Look below and pull out each line with the word "Resources".

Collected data
>> START
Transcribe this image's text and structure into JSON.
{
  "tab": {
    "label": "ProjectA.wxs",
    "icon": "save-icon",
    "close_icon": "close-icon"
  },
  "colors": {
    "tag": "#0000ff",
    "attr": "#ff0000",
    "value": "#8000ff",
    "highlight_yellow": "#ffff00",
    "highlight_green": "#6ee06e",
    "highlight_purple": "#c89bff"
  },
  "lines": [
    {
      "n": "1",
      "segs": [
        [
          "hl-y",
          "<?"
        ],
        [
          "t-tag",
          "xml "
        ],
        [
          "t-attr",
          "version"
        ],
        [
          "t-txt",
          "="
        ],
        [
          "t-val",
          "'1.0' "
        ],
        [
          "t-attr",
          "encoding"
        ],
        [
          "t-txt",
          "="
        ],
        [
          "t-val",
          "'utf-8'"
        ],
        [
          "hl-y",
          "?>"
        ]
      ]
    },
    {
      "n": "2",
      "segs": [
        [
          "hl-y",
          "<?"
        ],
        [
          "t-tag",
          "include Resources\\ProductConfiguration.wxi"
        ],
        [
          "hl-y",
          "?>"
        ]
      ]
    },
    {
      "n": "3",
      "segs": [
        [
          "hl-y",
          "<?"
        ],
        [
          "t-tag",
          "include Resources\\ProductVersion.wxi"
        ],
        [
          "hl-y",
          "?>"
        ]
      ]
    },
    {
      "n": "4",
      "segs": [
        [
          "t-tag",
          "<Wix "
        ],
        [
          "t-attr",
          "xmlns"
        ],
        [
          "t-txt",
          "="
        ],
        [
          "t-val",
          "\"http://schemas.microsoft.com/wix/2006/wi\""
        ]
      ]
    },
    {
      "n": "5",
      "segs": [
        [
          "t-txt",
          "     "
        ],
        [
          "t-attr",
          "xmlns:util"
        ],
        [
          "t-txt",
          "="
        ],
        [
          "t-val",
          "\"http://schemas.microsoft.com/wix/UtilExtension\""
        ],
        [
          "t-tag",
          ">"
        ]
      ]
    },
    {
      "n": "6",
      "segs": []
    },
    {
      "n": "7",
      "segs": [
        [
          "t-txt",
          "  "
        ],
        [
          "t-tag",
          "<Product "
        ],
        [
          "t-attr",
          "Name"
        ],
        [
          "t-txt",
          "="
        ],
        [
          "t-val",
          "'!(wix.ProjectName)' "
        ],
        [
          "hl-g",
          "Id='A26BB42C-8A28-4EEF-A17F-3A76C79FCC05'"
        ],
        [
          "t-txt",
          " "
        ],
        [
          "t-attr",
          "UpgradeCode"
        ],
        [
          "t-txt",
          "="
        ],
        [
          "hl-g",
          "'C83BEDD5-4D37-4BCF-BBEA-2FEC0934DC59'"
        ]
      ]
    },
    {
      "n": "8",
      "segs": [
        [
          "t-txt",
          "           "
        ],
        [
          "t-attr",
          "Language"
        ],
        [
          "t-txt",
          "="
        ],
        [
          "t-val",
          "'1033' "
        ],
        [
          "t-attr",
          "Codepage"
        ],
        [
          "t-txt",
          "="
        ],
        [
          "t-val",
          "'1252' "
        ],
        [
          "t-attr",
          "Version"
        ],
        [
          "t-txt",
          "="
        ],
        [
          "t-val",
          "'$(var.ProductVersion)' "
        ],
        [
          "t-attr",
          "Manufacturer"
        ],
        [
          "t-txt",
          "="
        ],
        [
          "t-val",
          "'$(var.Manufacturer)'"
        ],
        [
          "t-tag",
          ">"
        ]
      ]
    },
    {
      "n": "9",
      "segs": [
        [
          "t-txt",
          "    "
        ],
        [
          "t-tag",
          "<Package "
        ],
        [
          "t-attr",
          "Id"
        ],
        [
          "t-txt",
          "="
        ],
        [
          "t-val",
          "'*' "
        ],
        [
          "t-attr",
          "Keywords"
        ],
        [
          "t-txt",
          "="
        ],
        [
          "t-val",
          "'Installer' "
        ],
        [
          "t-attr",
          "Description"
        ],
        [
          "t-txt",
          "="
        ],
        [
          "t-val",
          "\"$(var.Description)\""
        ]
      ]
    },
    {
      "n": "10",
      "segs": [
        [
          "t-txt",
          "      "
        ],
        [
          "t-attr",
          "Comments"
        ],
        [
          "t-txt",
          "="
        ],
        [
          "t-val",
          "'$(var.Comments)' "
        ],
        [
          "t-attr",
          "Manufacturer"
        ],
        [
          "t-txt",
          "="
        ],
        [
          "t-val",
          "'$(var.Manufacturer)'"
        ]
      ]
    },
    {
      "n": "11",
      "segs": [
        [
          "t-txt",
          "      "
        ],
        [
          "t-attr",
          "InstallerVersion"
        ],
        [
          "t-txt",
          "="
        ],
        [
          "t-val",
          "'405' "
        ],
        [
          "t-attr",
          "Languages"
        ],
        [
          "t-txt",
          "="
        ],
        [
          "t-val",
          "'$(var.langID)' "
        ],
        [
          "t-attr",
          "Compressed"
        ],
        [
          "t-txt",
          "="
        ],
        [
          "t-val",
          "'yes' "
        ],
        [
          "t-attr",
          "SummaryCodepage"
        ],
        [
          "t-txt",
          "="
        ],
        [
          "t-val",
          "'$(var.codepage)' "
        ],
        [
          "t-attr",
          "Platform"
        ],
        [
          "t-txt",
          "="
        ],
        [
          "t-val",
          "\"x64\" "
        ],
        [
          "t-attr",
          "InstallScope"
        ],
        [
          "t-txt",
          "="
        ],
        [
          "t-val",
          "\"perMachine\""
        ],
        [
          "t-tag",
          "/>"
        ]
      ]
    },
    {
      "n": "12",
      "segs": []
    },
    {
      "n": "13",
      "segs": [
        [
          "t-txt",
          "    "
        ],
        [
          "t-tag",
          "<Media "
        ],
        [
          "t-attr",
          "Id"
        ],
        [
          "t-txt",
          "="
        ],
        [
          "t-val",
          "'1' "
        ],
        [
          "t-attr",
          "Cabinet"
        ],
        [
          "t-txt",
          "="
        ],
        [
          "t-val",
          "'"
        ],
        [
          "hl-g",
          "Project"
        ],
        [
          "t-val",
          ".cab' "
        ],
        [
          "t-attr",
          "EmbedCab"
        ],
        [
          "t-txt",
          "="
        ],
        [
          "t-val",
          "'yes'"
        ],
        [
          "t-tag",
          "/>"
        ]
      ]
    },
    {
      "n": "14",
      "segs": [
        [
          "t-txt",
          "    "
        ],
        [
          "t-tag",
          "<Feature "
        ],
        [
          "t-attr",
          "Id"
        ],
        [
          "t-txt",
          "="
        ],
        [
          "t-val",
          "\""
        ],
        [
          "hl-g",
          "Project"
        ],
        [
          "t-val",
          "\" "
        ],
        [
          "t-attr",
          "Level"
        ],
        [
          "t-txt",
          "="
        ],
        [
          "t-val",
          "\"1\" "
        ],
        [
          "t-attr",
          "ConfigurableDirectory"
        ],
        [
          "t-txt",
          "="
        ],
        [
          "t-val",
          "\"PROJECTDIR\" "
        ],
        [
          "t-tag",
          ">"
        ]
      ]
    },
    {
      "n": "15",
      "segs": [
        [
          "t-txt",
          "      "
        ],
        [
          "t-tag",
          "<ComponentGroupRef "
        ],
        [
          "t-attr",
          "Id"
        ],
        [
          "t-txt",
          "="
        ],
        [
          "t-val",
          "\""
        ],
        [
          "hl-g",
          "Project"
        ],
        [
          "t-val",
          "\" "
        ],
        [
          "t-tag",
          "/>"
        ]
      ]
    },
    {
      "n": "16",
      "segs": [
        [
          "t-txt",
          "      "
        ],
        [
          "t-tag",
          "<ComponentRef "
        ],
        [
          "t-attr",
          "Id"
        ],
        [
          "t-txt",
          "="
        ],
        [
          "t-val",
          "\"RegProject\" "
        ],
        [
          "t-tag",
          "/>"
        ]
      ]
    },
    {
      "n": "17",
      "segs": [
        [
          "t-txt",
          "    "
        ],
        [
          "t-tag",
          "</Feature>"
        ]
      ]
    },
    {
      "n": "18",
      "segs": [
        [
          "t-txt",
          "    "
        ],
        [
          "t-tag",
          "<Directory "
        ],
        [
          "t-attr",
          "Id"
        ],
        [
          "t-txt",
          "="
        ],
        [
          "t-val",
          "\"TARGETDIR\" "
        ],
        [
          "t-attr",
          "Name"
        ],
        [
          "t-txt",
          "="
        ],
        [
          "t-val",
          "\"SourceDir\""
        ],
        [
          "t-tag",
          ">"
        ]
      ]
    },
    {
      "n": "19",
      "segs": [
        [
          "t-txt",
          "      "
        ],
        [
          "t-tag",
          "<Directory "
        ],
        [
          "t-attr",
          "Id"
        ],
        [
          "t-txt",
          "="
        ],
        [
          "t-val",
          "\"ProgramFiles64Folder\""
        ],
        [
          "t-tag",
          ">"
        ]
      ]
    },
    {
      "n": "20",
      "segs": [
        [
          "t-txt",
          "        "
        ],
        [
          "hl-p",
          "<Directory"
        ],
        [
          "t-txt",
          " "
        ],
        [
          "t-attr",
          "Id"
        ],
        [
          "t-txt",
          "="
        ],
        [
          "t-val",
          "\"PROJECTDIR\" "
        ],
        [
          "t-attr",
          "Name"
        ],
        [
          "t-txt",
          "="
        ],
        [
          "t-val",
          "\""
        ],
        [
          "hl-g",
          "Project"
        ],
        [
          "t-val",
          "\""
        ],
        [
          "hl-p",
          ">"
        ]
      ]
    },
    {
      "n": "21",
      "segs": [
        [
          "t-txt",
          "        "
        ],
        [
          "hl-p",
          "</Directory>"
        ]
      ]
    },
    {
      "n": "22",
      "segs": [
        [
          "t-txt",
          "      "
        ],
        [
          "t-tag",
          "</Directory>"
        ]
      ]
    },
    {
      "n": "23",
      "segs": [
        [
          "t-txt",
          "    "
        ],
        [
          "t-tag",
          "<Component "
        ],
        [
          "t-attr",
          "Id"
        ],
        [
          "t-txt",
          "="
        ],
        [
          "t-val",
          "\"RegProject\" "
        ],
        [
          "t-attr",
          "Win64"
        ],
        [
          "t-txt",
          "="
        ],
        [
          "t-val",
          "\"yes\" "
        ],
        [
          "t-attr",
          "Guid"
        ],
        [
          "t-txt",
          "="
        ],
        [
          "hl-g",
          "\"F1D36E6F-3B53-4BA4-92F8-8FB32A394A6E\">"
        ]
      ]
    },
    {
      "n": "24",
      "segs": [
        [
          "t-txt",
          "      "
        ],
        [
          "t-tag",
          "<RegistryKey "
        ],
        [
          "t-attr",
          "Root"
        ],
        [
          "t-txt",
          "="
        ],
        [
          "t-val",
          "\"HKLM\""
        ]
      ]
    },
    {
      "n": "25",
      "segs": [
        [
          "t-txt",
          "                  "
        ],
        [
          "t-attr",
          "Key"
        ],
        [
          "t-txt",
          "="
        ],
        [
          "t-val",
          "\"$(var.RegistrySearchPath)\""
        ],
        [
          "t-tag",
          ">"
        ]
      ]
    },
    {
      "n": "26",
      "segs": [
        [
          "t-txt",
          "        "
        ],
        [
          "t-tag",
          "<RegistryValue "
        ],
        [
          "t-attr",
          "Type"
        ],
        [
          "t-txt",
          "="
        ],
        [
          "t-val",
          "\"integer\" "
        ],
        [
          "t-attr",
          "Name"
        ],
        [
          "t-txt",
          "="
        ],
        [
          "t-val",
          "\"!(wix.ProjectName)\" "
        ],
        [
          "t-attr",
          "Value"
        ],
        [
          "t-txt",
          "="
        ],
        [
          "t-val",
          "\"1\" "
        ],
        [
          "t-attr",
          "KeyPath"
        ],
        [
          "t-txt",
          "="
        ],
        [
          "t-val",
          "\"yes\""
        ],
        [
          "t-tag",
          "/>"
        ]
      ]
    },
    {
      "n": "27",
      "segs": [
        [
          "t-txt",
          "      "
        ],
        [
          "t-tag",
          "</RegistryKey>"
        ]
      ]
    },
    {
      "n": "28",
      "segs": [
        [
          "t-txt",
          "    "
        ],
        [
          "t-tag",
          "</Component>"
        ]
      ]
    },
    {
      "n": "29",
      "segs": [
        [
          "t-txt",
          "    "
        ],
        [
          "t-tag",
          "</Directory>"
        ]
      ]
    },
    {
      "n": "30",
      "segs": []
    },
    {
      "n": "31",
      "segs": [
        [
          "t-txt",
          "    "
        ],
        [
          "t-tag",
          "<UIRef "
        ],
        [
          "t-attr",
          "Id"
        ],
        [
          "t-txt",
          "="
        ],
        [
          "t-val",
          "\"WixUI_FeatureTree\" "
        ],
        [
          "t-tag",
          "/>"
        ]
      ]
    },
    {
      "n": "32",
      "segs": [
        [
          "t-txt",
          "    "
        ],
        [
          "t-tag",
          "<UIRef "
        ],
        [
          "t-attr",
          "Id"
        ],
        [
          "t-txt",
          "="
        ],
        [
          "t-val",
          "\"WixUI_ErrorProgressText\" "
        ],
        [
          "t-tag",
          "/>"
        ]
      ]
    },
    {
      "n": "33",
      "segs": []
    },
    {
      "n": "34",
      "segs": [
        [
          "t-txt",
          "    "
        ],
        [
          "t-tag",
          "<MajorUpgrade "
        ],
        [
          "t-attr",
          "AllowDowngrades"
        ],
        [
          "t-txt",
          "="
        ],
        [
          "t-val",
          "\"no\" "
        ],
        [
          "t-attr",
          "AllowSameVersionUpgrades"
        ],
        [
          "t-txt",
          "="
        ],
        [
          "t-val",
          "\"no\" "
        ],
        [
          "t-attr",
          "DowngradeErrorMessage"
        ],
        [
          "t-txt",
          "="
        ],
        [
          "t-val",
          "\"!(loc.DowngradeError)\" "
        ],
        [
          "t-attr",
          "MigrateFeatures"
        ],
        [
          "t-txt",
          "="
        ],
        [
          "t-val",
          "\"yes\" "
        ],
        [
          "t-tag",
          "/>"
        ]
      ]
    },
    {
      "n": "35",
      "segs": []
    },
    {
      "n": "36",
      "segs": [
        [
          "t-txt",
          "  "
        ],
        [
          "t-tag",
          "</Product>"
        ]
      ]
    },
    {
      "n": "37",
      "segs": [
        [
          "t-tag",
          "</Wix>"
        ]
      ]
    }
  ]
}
>> END
Completed exercise
          "include Resources\\ProductConfiguration.wxi"
          "include Resources\\ProductVersion.wxi"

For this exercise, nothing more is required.